Task to carry out:
Reproduce the records below exactly as they appear.

◆ ◆ ◆ ◆ ◆ ◆ ◆

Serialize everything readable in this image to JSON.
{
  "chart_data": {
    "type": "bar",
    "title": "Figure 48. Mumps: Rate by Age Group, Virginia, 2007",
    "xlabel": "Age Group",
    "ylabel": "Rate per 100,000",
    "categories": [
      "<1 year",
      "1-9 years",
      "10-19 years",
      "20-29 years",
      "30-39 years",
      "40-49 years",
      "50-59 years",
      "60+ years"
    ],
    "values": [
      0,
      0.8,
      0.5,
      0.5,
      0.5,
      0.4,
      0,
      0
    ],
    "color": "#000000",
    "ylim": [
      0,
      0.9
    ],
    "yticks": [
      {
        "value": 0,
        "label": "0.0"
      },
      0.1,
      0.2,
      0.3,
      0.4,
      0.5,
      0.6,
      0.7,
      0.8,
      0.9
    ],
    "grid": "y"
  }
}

◆ ◆ ◆ ◆ ◆ ◆ ◆

Reply:
Serialize everything readable in this image to JSON.
{
  "chart_data": {
    "type": "bar",
    "title": "Figure 48. Mumps: Rate by Age Group, Virginia, 2007",
    "xlabel": "Age Group",
    "ylabel": "Rate per 100,000",
    "categories": [
      "<1 year",
      "1-9 years",
      "10-19 years",
      "20-29 years",
      "30-39 years",
      "40-49 years",
      "50-59 years",
      "60+ years"
    ],
    "values": [
      0,
      0.8,
      0.5,
      0.5,
      0.5,
      0.4,
      0,
      0
    ],
    "color": "#000000",
    "ylim": [
      0,
      0.9
    ],
    "yticks": [
      {
        "value": 0,
        "label": "0.0"
      },
      0.1,
      0.2,
      0.3,
      0.4,
      0.5,
      0.6,
      0.7,
      0.8,
      0.9
    ],
    "grid": "y"
  }
}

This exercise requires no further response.